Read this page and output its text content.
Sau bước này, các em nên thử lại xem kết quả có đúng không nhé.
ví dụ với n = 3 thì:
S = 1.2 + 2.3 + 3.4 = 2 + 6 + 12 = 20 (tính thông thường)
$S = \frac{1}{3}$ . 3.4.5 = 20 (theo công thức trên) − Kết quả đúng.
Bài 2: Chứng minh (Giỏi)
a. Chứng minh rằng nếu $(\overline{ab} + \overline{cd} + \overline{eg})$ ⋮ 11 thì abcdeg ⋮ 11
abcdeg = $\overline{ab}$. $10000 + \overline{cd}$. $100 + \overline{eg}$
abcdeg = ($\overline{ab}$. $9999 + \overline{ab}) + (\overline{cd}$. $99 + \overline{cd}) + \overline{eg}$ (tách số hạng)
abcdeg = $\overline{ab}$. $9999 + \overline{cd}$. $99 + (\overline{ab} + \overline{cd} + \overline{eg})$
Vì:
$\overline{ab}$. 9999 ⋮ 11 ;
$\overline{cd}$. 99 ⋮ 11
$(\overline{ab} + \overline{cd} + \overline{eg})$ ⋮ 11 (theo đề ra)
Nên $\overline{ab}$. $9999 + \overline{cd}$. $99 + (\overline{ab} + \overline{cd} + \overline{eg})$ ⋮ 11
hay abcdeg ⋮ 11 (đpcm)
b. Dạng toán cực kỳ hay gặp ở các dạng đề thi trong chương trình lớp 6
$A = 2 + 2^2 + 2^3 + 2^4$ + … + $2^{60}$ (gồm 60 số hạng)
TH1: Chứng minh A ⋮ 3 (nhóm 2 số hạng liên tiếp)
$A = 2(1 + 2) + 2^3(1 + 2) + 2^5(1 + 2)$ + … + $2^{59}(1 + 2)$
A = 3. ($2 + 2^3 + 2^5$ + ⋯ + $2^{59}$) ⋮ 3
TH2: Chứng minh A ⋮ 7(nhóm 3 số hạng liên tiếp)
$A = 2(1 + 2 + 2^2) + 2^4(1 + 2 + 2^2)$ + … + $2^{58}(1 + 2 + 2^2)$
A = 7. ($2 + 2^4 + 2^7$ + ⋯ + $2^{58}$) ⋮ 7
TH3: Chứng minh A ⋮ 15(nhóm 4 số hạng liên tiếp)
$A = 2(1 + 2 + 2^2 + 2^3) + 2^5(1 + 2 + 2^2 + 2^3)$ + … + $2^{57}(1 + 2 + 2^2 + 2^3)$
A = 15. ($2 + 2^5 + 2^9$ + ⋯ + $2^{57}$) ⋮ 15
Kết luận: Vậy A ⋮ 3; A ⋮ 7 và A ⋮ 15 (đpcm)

::::

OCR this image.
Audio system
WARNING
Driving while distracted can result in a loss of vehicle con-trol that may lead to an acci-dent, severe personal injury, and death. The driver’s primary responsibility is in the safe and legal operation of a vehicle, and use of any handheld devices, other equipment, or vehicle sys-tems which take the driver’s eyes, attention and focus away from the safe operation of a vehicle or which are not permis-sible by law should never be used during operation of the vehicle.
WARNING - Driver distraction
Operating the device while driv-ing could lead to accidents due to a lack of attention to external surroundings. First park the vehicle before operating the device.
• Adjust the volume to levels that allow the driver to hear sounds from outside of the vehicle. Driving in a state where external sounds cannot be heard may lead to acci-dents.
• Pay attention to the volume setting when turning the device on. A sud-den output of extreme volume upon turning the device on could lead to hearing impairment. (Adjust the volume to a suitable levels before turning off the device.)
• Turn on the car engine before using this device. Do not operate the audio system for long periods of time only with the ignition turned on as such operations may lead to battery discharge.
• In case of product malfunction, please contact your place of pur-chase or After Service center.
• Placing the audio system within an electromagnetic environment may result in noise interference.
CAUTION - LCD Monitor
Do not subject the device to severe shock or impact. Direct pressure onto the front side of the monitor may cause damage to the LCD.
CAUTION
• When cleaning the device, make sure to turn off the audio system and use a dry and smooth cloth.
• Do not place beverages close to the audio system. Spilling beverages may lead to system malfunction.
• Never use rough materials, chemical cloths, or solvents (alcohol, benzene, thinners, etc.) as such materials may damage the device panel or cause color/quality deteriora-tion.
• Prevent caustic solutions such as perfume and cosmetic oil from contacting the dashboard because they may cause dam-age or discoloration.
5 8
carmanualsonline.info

::::

**What to work on:** Find the lines above that contain the word "such" and collect them.

**Exercise result:**
• Turn on the car engine before using this device. Do not operate the audio system for long periods of time only with the ignition turned on as such operations may lead to battery discharge.
• Never use rough materials, chemical cloths, or solvents (alcohol, benzene, thinners, etc.) as such materials may damage the device panel or cause color/quality deteriora-tion.
• Prevent caustic solutions such as perfume and cosmetic oil from contacting the dashboard because they may cause dam-age or discoloration.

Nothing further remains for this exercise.